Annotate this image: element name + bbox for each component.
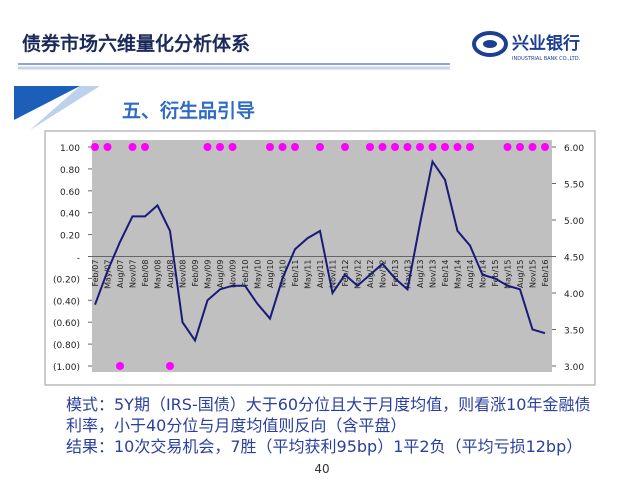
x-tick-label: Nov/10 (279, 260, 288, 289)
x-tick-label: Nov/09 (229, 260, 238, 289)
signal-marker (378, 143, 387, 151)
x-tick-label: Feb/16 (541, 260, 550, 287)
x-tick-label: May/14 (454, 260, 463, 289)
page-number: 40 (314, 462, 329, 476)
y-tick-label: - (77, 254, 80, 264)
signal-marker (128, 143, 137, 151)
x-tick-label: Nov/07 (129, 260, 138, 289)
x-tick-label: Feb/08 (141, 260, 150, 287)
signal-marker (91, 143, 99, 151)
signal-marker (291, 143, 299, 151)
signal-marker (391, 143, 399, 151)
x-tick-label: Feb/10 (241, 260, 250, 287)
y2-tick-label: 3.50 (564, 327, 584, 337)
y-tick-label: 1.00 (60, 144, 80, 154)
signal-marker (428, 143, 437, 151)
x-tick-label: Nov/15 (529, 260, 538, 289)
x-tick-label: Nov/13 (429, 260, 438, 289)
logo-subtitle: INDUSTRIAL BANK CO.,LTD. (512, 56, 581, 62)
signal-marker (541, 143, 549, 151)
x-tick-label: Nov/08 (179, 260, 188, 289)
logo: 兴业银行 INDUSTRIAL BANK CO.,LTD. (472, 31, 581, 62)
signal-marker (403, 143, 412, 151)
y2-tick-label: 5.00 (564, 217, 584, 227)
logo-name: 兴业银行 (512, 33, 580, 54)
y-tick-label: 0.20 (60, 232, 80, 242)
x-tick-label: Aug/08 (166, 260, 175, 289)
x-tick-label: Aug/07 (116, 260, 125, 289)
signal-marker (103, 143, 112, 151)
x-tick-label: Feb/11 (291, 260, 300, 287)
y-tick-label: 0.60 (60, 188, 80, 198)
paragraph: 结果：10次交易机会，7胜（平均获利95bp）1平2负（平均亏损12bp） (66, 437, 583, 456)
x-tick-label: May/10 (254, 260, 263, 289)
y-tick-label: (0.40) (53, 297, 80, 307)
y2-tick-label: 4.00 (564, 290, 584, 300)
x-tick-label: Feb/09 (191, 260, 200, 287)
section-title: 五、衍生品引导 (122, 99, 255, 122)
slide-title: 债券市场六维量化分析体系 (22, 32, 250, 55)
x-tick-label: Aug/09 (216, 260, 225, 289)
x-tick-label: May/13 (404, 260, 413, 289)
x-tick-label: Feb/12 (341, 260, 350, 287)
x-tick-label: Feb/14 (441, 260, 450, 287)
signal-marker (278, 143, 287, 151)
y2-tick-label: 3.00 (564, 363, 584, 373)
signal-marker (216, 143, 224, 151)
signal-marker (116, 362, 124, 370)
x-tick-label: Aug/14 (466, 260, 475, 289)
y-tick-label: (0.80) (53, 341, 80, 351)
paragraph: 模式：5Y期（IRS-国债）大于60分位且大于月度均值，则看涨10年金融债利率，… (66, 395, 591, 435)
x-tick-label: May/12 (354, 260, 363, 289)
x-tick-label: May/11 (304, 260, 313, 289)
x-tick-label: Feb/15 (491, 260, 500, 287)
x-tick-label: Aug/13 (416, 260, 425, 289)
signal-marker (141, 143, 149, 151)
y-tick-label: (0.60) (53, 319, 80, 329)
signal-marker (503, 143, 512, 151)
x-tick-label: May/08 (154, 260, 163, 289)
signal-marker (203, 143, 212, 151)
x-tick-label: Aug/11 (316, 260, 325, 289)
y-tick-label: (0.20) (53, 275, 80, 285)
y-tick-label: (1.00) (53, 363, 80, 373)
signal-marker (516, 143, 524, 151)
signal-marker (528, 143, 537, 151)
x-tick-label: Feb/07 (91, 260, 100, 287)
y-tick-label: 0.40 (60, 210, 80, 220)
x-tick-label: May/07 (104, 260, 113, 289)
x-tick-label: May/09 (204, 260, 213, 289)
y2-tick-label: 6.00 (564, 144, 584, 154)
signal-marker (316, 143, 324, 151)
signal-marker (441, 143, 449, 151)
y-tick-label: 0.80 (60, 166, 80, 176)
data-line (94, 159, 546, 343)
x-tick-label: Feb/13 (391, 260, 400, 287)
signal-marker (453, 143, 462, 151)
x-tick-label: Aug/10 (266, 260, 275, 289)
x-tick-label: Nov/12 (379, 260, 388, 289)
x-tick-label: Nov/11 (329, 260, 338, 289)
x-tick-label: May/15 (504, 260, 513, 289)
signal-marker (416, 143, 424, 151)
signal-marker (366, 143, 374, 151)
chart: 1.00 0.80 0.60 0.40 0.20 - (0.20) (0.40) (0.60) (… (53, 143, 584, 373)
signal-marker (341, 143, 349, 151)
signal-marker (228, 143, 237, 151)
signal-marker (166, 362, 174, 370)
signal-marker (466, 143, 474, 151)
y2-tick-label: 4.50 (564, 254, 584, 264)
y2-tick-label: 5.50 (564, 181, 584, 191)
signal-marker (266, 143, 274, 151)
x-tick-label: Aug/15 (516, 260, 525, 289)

====================

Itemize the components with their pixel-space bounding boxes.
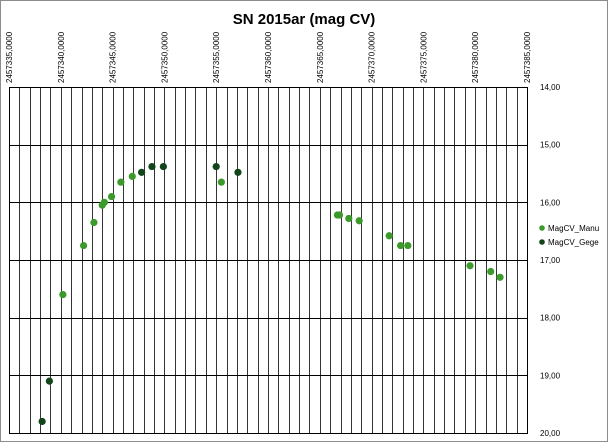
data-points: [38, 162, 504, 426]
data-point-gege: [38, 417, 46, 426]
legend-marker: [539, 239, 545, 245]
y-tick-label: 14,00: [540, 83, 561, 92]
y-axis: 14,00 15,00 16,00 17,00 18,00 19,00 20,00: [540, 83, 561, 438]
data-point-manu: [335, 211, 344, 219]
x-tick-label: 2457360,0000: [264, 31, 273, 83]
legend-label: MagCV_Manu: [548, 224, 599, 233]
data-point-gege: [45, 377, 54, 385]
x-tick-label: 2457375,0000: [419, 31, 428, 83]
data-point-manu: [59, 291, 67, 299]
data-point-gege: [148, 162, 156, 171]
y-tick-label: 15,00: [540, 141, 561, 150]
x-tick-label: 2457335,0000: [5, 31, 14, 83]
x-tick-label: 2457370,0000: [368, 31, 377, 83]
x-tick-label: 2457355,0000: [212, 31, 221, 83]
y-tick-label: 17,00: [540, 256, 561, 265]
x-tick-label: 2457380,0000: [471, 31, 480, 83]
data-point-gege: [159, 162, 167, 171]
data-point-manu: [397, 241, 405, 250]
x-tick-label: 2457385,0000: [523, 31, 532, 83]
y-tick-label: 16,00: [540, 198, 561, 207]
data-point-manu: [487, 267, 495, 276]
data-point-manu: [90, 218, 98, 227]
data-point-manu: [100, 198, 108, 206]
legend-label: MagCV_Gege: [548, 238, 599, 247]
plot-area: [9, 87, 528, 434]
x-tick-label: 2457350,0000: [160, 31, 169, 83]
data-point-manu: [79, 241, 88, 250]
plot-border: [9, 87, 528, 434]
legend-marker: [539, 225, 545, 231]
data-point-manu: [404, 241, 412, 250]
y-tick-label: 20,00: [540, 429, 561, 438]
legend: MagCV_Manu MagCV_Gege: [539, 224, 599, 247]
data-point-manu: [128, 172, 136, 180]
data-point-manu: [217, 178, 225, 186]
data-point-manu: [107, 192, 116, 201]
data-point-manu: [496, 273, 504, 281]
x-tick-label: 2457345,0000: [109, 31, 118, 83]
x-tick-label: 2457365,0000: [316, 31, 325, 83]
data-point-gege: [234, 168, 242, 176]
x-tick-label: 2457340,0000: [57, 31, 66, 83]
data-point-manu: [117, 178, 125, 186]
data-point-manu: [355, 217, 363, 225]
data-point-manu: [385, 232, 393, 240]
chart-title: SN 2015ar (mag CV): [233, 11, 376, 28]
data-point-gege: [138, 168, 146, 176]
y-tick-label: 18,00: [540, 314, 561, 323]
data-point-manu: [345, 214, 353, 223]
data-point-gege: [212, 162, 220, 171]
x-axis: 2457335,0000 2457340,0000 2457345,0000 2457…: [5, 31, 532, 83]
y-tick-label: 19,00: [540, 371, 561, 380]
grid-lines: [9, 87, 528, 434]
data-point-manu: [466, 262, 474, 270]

====================

Extract each line of the entries above that contains the word "BANK". Letter case matters.

logo-subtitle: INDUSTRIAL BANK CO.,LTD. (512, 56, 581, 62)
logo: 兴业银行 INDUSTRIAL BANK CO.,LTD. (472, 31, 581, 62)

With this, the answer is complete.